Given request: Reproduce the entries in full, with no changes.

Dataset extract:

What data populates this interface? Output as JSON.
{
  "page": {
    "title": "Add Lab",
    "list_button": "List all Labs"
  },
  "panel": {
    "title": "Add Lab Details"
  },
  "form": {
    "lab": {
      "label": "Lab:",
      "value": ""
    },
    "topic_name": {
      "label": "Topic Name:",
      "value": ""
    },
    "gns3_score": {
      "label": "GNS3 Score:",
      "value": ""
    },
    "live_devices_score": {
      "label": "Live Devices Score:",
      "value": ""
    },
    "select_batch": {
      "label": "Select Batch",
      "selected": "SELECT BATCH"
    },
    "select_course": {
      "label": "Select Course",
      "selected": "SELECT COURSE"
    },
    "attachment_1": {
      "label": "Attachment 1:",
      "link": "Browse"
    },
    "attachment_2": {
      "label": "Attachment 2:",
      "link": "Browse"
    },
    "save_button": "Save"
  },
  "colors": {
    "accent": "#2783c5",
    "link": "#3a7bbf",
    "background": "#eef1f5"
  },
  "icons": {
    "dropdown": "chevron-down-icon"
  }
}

Response to the task:
What data populates this interface? Output as JSON.
{
  "page": {
    "title": "Add Lab",
    "list_button": "List all Labs"
  },
  "panel": {
    "title": "Add Lab Details"
  },
  "form": {
    "lab": {
      "label": "Lab:",
      "value": ""
    },
    "topic_name": {
      "label": "Topic Name:",
      "value": ""
    },
    "gns3_score": {
      "label": "GNS3 Score:",
      "value": ""
    },
    "live_devices_score": {
      "label": "Live Devices Score:",
      "value": ""
    },
    "select_batch": {
      "label": "Select Batch",
      "selected": "SELECT BATCH"
    },
    "select_course": {
      "label": "Select Course",
      "selected": "SELECT COURSE"
    },
    "attachment_1": {
      "label": "Attachment 1:",
      "link": "Browse"
    },
    "attachment_2": {
      "label": "Attachment 2:",
      "link": "Browse"
    },
    "save_button": "Save"
  },
  "colors": {
    "accent": "#2783c5",
    "link": "#3a7bbf",
    "background": "#eef1f5"
  },
  "icons": {
    "dropdown": "chevron-down-icon"
  }
}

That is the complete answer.